> _Directions for this task_:
Locate each line below that includes "Workshop" and reproduce it.

Records contained in a dataset
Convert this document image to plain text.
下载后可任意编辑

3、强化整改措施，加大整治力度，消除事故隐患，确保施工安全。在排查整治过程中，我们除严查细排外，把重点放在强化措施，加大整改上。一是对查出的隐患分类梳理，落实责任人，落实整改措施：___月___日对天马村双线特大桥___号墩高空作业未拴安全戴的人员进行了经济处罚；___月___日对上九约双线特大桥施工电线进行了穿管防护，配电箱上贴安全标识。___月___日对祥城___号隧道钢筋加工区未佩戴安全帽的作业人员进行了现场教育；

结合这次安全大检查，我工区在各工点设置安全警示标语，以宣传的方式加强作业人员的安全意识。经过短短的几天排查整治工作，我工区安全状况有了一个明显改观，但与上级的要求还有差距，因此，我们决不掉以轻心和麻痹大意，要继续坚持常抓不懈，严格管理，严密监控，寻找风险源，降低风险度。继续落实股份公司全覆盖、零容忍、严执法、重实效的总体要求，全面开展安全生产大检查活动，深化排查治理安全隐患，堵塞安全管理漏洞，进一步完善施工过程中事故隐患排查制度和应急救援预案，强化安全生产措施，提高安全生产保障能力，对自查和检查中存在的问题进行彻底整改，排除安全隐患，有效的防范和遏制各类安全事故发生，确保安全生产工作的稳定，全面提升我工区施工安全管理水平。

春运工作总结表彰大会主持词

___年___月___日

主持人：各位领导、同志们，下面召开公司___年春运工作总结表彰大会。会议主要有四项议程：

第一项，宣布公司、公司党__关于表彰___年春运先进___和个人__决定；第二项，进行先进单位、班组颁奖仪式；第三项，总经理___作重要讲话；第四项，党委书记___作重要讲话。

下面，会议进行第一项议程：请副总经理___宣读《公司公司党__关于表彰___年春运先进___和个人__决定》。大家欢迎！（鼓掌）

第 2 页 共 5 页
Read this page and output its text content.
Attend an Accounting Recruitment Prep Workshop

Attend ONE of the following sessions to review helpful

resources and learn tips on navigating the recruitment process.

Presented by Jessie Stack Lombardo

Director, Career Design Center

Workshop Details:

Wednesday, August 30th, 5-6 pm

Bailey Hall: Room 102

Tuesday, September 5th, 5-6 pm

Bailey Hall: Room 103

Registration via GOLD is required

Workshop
* * *
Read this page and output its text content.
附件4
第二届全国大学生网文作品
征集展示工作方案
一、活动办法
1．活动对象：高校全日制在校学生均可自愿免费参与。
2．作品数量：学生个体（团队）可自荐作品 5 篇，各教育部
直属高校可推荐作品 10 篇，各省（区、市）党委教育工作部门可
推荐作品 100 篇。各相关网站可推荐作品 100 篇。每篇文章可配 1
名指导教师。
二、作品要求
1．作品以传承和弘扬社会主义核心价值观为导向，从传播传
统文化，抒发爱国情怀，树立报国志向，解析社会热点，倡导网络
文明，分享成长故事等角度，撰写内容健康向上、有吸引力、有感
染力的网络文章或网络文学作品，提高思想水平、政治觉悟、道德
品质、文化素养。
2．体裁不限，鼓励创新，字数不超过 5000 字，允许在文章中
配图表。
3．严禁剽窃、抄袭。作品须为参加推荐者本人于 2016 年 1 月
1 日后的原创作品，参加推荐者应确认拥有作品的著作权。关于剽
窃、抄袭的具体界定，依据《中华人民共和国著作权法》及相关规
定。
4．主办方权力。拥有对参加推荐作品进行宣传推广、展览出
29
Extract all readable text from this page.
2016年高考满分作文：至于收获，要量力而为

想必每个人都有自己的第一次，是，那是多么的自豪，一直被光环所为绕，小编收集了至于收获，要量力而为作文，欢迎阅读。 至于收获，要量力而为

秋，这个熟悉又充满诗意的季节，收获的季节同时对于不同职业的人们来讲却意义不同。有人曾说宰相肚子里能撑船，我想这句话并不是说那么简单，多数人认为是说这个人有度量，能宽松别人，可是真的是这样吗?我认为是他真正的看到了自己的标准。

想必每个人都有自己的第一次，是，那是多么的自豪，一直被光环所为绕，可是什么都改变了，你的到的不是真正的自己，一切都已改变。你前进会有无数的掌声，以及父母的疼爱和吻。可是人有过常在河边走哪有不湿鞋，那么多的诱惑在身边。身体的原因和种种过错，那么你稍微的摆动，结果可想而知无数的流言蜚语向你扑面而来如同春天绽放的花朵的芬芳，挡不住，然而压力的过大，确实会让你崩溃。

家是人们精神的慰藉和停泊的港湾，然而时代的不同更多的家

> _Result of the exercise_:
Attend an Accounting Recruitment Prep Workshop
Workshop Details:
Workshop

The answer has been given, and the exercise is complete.